We only support get and set.
We don't support TTL
Need to track more stats and return them on a STATS cmd
Limitations
Key size is limited to <32kb and values are limited to <2mb due to the focus on maximizing speed and limiting per item memory overhead.
You must also specify the size of your index as the index is allocated at startup and does not grow or shrink. Index overhead is ~14 bytes meaning if you allocate 16mb to the index you can store a little over a million items before the cache becomes full. If you have 4gb of memory and 1TB of disk space with 10kb items to store then you can fit 100 million items on disk and would need to allocate 1.4gb to the index.
Internals
Mrcache has an item overhead of 18 bytes vs 50 to 60 for redis and memcached. This is achieved by using an open addressing hash table and writing items into 2mb blocks in memory. Instead of using pointers we store the block number and offset in order to retrieve the item which saves space allowing us to pack more information into the 8 bytes stored in the index hash table.
The open addressing hash table is an in memory index for all of our items. When hash collisions occur instead of having a linked list of items for that 'bucket' we increment the hash value and store our item in the first open spot. To retrieve an item we compare our key against the item's key and increment the hash until we find our item or an empty spot in the index. On average 2 items will be tested for each get if the cache is full. For items stored on disk we keep the last byte of the key in the index to avoid unnecessary reads to disk for the key comparisons.
Mrcache stores items into 2mb blocks in memory and as memory gets full these blocks are written to disk and when the disk is full the oldest blocks are deleted. To maintain itself as an LRU cache when you do a get items will be copied into the youngest block in memory if their block is close to being moved to disk or deleted.
When a block is LRU'd out of the cache we simply free the block or truncate the block on disk for reuse. This means LRU'd items remain in our index, however when we scan the index we check the block number and treat LRU'd items as free spaces in the index.
The index is allocated at startup to reduce the complexity of the code. Mainly due to having items on disk where we'd have to do disk IO to read and hash the keys to insert the item into the new hash table.

→ EXERCISE INSTRUCTIONS:
(A) Write down the part of the Mrcache description from "When a block" to "spaces in the index.".
(B) Answer these questions from the Mrcache description:
(i) What is the key size limited to?
(ii) What is Mrcache's item overhead in bytes?
(iii) On average, how many items are tested for each get when the cache is full?

→ RECORD EXCERPTS:

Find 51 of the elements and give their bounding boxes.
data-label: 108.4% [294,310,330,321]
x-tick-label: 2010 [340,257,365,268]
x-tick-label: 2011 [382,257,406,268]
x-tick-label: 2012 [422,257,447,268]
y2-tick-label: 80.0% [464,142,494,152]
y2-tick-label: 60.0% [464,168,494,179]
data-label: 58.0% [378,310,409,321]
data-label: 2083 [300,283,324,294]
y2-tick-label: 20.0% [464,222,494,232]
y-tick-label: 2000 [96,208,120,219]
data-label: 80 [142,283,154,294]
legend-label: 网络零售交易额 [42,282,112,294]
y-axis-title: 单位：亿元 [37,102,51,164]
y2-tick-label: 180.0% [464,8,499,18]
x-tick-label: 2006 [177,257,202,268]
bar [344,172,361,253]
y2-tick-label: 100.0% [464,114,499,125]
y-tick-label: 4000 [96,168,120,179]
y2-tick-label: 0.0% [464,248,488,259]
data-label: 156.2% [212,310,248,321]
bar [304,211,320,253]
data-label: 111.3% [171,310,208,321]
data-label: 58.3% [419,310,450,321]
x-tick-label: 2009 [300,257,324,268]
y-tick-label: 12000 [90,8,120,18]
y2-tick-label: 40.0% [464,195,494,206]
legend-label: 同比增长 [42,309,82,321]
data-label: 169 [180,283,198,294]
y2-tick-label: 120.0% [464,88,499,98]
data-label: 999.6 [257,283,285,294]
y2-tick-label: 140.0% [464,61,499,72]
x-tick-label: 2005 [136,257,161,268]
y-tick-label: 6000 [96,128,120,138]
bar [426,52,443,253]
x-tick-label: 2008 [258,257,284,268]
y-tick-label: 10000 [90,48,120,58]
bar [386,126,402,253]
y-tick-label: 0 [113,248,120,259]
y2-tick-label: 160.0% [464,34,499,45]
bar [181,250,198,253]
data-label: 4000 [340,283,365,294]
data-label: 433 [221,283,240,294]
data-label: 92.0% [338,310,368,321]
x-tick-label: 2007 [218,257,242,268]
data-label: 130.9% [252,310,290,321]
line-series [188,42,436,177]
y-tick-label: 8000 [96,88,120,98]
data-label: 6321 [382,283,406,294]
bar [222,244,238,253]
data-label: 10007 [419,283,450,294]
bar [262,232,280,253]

→ LIST OF SOLUTIONS:
(A)
When a block is LRU'd out of the cache we simply free the block or truncate the block on disk for reuse. This means LRU'd items remain in our index, however when we scan the index we check the block number and treat LRU'd items as free spaces in the index.

(B)
(i) Less than 32kb.
(ii) 18 bytes.
(iii) 2 items.